§ **Written request**
In the entries that follow, how many lines contain "gray"? Answer with the number only.

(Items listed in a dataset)
------------------------------
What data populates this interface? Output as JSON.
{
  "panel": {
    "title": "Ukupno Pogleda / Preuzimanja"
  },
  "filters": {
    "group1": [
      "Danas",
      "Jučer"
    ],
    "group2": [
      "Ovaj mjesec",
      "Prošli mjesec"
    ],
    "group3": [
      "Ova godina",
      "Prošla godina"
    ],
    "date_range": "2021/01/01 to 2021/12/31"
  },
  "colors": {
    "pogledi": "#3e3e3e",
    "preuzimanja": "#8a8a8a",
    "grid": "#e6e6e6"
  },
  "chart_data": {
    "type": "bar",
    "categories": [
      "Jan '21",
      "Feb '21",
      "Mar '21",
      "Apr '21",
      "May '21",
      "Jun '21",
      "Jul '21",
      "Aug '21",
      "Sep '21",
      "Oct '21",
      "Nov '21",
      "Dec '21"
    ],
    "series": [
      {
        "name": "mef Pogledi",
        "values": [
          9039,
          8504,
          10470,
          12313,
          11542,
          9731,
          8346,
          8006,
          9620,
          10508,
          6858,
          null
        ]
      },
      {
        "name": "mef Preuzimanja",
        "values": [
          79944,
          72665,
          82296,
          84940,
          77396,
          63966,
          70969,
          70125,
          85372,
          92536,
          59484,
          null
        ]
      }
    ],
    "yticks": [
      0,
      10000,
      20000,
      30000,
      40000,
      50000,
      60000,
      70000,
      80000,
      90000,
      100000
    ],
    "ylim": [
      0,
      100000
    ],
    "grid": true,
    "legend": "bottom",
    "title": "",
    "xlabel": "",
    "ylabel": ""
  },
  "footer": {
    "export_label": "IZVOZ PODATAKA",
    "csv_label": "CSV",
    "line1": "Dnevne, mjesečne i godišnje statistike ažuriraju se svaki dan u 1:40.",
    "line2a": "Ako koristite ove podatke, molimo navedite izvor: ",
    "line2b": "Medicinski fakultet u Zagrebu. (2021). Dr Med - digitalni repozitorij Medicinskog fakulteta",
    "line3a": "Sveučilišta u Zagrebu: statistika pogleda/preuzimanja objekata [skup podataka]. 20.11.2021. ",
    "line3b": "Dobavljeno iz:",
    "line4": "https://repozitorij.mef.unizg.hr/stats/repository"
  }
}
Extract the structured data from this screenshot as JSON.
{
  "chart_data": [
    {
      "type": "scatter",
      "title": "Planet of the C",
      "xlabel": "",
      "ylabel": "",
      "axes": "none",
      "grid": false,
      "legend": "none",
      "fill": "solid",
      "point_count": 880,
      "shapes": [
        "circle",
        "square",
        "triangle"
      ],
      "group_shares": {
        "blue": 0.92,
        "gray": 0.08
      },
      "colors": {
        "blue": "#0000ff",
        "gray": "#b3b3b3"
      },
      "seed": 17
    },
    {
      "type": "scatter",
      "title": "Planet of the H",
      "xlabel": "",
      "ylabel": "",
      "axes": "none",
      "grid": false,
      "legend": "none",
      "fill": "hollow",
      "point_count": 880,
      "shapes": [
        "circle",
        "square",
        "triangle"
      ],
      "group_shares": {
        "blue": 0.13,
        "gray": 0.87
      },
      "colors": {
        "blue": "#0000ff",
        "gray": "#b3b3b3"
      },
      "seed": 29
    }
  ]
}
------------------------------
§ **Answer to this problem**
4